### DATA SUPPLIED ###

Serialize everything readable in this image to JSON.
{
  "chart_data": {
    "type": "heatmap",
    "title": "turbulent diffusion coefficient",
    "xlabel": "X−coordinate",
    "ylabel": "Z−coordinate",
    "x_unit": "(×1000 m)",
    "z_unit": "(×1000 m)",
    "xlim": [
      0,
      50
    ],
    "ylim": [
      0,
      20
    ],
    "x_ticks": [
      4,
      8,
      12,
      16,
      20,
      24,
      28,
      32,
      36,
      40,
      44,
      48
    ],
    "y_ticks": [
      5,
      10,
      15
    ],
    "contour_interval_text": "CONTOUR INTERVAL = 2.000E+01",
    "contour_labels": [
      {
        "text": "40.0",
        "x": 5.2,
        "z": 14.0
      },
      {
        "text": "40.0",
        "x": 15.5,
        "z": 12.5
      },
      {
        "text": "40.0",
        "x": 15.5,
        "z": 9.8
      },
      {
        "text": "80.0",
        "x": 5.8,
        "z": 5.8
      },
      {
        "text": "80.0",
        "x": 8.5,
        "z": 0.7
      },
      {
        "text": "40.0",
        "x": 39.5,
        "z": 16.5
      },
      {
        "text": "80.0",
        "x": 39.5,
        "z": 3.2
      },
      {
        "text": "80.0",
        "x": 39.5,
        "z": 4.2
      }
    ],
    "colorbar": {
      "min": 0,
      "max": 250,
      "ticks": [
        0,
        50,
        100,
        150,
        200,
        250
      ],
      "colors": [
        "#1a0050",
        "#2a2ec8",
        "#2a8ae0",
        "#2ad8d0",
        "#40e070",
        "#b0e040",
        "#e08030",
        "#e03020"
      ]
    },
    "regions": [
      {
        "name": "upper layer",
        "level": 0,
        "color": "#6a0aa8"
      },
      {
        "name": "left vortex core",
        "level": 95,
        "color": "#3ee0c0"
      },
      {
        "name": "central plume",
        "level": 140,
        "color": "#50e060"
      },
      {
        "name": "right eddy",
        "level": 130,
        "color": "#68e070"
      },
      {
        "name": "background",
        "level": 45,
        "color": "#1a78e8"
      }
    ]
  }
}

###

WHAT IS BEING ASKED: Print out every record again, exactly and in full.

CORRECT RESULT:
Serialize everything readable in this image to JSON.
{
  "chart_data": {
    "type": "heatmap",
    "title": "turbulent diffusion coefficient",
    "xlabel": "X−coordinate",
    "ylabel": "Z−coordinate",
    "x_unit": "(×1000 m)",
    "z_unit": "(×1000 m)",
    "xlim": [
      0,
      50
    ],
    "ylim": [
      0,
      20
    ],
    "x_ticks": [
      4,
      8,
      12,
      16,
      20,
      24,
      28,
      32,
      36,
      40,
      44,
      48
    ],
    "y_ticks": [
      5,
      10,
      15
    ],
    "contour_interval_text": "CONTOUR INTERVAL = 2.000E+01",
    "contour_labels": [
      {
        "text": "40.0",
        "x": 5.2,
        "z": 14.0
      },
      {
        "text": "40.0",
        "x": 15.5,
        "z": 12.5
      },
      {
        "text": "40.0",
        "x": 15.5,
        "z": 9.8
      },
      {
        "text": "80.0",
        "x": 5.8,
        "z": 5.8
      },
      {
        "text": "80.0",
        "x": 8.5,
        "z": 0.7
      },
      {
        "text": "40.0",
        "x": 39.5,
        "z": 16.5
      },
      {
        "text": "80.0",
        "x": 39.5,
        "z": 3.2
      },
      {
        "text": "80.0",
        "x": 39.5,
        "z": 4.2
      }
    ],
    "colorbar": {
      "min": 0,
      "max": 250,
      "ticks": [
        0,
        50,
        100,
        150,
        200,
        250
      ],
      "colors": [
        "#1a0050",
        "#2a2ec8",
        "#2a8ae0",
        "#2ad8d0",
        "#40e070",
        "#b0e040",
        "#e08030",
        "#e03020"
      ]
    },
    "regions": [
      {
        "name": "upper layer",
        "level": 0,
        "color": "#6a0aa8"
      },
      {
        "name": "left vortex core",
        "level": 95,
        "color": "#3ee0c0"
      },
      {
        "name": "central plume",
        "level": 140,
        "color": "#50e060"
      },
      {
        "name": "right eddy",
        "level": 130,
        "color": "#68e070"
      },
      {
        "name": "background",
        "level": 45,
        "color": "#1a78e8"
      }
    ]
  }
}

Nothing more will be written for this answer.